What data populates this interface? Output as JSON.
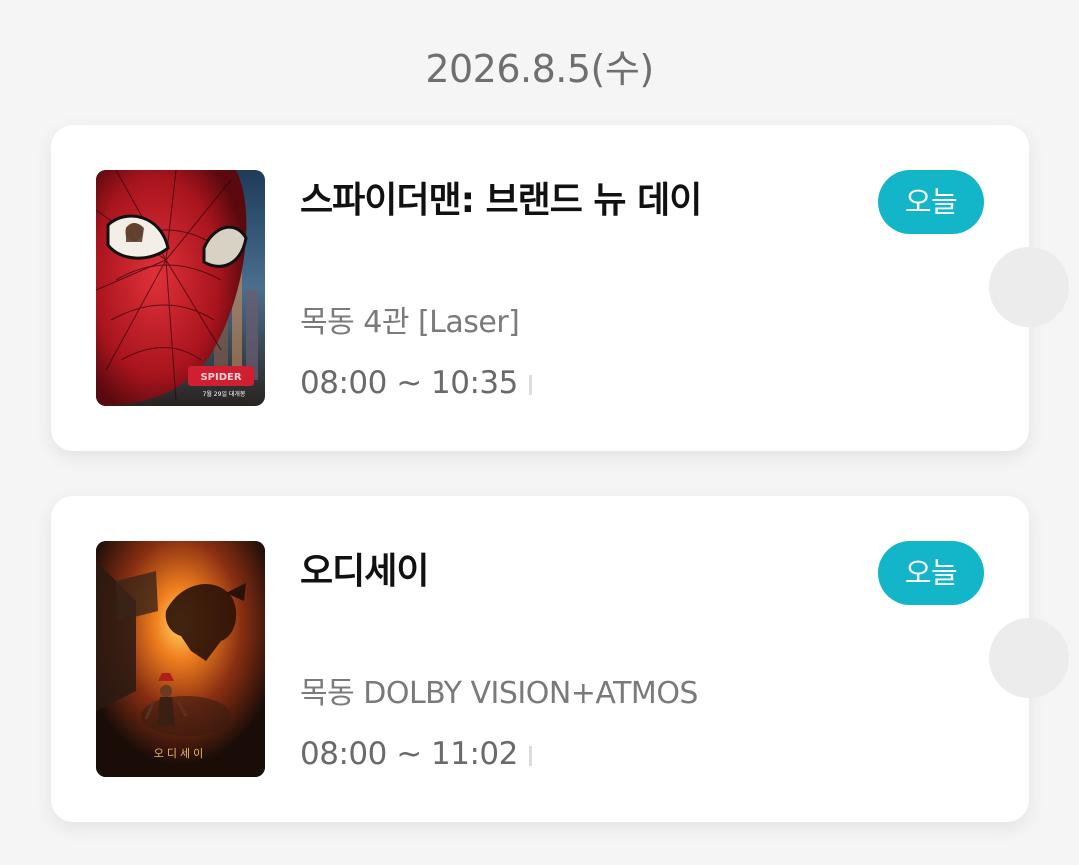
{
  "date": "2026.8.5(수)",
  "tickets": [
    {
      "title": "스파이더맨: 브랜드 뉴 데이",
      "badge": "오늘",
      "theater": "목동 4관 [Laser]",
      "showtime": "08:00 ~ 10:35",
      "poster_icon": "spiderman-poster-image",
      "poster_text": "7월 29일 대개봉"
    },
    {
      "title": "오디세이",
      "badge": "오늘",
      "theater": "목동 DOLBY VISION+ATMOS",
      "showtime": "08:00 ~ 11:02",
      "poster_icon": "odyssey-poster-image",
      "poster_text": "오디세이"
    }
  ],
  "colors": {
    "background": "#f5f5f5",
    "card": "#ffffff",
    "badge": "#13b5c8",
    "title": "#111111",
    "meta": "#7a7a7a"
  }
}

· · · ·

EXERCISE OBJECTIVE: In the material above, find each line that contains the word "title", and select it.

ANSWER TO THIS PROBLEM:
      "title": "스파이더맨: 브랜드 뉴 데이",
      "title": "오디세이",
    "title": "#111111",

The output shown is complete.